#### To be done:
Lay out everything from the start of the records down to the line containing "file-icon-column <box>163 207 245 341</box>", both ends included, as a JSON list of strings with one string per line and blank lines left out.

#### Provided records:

_____

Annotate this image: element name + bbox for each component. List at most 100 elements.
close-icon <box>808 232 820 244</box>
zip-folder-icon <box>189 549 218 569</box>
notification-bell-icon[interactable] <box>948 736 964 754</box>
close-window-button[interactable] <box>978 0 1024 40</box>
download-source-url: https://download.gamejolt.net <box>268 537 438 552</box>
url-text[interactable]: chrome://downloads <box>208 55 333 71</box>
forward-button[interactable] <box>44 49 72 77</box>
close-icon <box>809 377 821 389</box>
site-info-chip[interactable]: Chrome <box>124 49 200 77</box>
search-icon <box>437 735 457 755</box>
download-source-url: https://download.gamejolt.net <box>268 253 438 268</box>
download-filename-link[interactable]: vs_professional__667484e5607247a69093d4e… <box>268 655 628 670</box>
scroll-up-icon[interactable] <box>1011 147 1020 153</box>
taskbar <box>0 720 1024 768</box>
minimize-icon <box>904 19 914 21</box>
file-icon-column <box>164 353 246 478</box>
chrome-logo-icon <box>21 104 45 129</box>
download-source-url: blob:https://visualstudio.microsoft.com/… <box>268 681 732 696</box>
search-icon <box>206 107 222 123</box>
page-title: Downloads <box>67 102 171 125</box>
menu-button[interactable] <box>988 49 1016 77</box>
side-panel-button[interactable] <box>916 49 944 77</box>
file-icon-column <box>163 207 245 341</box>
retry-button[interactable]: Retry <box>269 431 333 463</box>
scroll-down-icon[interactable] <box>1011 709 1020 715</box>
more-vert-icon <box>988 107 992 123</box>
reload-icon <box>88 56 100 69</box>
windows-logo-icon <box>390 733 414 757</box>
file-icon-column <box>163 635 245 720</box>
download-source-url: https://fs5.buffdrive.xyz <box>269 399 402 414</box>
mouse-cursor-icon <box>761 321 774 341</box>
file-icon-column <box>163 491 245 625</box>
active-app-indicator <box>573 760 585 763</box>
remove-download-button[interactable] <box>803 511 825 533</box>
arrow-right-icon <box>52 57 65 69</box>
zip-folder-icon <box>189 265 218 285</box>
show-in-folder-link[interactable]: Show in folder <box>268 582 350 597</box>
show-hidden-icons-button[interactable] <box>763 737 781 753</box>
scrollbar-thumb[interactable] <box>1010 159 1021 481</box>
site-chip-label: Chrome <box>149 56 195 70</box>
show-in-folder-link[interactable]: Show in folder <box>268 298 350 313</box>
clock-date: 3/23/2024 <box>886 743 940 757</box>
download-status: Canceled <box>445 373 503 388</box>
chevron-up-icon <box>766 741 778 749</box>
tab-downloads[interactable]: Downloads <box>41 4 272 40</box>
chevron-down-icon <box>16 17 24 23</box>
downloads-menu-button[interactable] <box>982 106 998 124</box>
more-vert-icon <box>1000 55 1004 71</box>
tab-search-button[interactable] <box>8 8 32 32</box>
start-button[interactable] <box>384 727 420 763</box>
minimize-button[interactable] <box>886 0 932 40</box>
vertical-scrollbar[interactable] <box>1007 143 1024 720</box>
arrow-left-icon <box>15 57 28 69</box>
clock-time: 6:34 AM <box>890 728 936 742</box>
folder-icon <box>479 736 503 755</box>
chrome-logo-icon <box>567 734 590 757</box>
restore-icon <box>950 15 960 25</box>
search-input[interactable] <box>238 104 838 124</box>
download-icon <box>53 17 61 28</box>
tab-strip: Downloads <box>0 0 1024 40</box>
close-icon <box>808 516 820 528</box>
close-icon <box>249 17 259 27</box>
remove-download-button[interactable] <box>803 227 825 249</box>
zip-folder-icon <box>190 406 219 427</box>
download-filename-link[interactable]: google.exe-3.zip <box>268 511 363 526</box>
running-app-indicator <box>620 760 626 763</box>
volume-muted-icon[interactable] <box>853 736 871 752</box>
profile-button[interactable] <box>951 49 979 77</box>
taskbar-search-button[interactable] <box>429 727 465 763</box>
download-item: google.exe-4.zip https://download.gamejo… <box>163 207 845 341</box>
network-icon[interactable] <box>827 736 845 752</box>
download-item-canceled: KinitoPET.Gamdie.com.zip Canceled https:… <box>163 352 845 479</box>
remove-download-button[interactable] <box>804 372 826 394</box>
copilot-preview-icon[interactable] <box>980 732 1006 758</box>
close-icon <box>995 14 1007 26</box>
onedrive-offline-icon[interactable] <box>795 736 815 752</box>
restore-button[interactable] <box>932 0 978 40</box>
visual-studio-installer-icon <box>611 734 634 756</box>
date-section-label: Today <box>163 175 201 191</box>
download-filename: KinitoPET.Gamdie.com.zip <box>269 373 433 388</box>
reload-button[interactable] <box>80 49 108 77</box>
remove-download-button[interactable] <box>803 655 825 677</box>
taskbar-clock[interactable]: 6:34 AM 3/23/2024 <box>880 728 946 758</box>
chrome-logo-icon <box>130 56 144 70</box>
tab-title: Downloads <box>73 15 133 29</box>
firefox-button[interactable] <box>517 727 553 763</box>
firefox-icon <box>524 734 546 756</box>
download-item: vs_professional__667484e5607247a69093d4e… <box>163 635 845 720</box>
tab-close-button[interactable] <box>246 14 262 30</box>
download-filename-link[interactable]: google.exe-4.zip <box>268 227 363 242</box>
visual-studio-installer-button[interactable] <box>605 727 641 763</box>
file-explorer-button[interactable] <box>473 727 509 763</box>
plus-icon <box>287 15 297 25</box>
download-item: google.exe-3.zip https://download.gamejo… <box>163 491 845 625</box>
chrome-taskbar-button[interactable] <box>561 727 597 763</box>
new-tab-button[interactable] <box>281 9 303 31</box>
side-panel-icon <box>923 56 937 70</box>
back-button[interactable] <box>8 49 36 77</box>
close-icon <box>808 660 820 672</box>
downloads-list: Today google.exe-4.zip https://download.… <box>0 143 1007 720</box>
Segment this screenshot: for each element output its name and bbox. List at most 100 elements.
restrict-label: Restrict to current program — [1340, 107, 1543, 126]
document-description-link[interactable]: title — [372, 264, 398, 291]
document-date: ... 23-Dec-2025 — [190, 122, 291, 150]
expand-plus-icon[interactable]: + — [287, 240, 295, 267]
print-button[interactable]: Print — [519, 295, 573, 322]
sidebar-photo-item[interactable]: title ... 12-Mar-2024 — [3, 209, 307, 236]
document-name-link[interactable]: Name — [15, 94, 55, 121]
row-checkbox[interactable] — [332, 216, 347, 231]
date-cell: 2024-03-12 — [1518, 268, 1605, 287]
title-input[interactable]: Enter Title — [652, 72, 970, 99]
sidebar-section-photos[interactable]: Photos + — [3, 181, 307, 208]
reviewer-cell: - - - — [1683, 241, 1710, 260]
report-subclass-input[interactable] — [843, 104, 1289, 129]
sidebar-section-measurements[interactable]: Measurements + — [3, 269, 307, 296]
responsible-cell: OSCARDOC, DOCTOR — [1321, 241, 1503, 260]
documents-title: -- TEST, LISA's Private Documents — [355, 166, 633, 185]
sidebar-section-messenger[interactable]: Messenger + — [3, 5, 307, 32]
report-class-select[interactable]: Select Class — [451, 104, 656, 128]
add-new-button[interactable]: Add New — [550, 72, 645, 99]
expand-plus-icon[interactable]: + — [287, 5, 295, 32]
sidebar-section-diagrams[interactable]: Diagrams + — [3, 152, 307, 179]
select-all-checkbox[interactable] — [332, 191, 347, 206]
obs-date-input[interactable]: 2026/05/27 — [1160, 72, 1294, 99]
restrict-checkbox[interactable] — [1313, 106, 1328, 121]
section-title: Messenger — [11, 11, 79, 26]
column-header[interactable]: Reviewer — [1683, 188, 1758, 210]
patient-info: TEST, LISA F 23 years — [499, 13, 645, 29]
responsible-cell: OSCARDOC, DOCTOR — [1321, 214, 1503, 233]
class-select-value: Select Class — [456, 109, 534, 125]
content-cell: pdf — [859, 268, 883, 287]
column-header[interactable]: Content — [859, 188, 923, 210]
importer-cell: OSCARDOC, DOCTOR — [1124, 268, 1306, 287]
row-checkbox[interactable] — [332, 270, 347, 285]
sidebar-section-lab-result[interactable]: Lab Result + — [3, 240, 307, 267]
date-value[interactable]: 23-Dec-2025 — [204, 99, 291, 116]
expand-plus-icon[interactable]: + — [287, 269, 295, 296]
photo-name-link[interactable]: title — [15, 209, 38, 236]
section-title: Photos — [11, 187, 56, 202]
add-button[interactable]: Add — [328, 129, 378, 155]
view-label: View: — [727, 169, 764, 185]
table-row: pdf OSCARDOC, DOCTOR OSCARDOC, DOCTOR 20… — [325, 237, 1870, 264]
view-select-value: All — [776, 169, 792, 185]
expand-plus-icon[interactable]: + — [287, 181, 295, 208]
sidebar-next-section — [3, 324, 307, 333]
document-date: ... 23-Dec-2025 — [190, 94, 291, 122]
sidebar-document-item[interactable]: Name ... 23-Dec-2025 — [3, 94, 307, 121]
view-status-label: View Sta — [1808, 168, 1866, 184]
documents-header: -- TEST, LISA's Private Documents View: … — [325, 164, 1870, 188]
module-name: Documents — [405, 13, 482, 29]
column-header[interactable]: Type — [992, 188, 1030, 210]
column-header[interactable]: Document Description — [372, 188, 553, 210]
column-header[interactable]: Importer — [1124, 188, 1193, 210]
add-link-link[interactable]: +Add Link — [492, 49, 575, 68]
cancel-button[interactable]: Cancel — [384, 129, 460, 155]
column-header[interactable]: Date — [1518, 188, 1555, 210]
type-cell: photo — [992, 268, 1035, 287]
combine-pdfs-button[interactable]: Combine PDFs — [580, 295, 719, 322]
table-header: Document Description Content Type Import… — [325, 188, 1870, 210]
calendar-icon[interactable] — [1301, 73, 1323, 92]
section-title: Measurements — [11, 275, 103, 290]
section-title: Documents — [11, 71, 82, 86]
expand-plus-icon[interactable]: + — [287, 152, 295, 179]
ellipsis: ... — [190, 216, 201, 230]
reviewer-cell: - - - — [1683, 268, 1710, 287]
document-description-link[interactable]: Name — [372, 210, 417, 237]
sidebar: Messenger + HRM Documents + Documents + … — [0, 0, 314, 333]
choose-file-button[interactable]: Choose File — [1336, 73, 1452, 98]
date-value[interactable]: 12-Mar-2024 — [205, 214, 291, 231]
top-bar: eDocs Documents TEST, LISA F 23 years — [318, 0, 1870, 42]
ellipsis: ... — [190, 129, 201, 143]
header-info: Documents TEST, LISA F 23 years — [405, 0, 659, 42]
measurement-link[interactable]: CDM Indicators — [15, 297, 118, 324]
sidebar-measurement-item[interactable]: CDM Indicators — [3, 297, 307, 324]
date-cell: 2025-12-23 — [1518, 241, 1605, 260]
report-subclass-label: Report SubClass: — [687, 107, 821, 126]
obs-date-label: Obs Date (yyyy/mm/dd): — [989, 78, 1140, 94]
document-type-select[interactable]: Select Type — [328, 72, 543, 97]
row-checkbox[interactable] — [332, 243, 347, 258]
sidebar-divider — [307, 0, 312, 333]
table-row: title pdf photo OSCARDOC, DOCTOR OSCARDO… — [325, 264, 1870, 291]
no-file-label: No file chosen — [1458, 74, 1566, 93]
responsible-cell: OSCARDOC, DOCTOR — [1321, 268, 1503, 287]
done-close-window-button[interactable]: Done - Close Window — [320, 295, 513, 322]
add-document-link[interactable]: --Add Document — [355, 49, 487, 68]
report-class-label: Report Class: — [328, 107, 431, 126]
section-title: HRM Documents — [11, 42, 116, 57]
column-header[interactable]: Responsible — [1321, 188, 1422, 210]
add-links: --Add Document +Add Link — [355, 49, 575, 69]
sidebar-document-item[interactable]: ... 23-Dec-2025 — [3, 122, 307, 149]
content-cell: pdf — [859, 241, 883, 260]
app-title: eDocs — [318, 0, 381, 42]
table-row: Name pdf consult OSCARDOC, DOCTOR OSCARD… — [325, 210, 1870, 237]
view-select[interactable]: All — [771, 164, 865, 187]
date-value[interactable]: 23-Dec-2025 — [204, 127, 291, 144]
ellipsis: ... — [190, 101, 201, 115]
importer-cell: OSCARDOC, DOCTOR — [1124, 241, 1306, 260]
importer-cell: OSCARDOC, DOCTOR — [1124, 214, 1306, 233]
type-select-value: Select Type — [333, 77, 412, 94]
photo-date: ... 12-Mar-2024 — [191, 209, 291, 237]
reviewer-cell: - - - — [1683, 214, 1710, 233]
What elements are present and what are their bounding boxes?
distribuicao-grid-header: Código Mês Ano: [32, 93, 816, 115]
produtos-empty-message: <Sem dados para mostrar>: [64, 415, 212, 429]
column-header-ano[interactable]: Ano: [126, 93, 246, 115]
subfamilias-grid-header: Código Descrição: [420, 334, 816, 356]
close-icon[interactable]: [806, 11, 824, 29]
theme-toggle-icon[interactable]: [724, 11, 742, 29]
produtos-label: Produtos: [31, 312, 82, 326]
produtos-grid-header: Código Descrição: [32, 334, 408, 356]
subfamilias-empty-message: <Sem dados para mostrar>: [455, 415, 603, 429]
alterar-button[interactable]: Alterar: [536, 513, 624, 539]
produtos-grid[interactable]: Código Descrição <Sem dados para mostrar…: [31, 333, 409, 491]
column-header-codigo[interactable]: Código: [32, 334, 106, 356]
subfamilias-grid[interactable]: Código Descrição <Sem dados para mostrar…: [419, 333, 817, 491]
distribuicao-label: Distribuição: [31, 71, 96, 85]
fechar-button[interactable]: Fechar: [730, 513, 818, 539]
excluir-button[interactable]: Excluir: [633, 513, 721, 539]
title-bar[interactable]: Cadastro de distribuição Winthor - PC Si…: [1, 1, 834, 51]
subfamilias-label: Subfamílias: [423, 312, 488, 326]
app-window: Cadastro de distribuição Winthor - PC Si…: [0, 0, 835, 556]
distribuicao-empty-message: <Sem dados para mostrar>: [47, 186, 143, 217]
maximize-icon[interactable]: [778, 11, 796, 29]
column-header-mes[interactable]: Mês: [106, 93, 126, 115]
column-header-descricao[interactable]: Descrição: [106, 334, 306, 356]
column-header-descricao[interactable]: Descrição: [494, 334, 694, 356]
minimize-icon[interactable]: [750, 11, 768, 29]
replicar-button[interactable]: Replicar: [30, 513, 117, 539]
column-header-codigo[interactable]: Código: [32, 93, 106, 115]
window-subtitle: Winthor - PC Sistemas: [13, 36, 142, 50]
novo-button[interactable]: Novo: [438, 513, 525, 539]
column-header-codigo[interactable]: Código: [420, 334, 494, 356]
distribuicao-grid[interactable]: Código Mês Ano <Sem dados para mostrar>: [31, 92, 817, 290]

_____

#### Written response:
[
  "Annotate this image: element name + bbox for each component. List at most 100 elements.",
  "close-icon <box>808 232 820 244</box>",
  "zip-folder-icon <box>189 549 218 569</box>",
  "notification-bell-icon[interactable] <box>948 736 964 754</box>",
  "close-window-button[interactable] <box>978 0 1024 40</box>",
  "download-source-url: https://download.gamejolt.net <box>268 537 438 552</box>",
  "url-text[interactable]: chrome://downloads <box>208 55 333 71</box>",
  "forward-button[interactable] <box>44 49 72 77</box>",
  "close-icon <box>809 377 821 389</box>",
  "site-info-chip[interactable]: Chrome <box>124 49 200 77</box>",
  "search-icon <box>437 735 457 755</box>",
  "download-source-url: https://download.gamejolt.net <box>268 253 438 268</box>",
  "download-filename-link[interactable]: vs_professional__667484e5607247a69093d4e… <box>268 655 628 670</box>",
  "scroll-up-icon[interactable] <box>1011 147 1020 153</box>",
  "taskbar <box>0 720 1024 768</box>",
  "minimize-icon <box>904 19 914 21</box>",
  "file-icon-column <box>164 353 246 478</box>",
  "chrome-logo-icon <box>21 104 45 129</box>",
  "download-source-url: blob:https://visualstudio.microsoft.com/… <box>268 681 732 696</box>",
  "search-icon <box>206 107 222 123</box>",
  "page-title: Downloads <box>67 102 171 125</box>",
  "menu-button[interactable] <box>988 49 1016 77</box>",
  "side-panel-button[interactable] <box>916 49 944 77</box>",
  "file-icon-column <box>163 207 245 341</box>"
]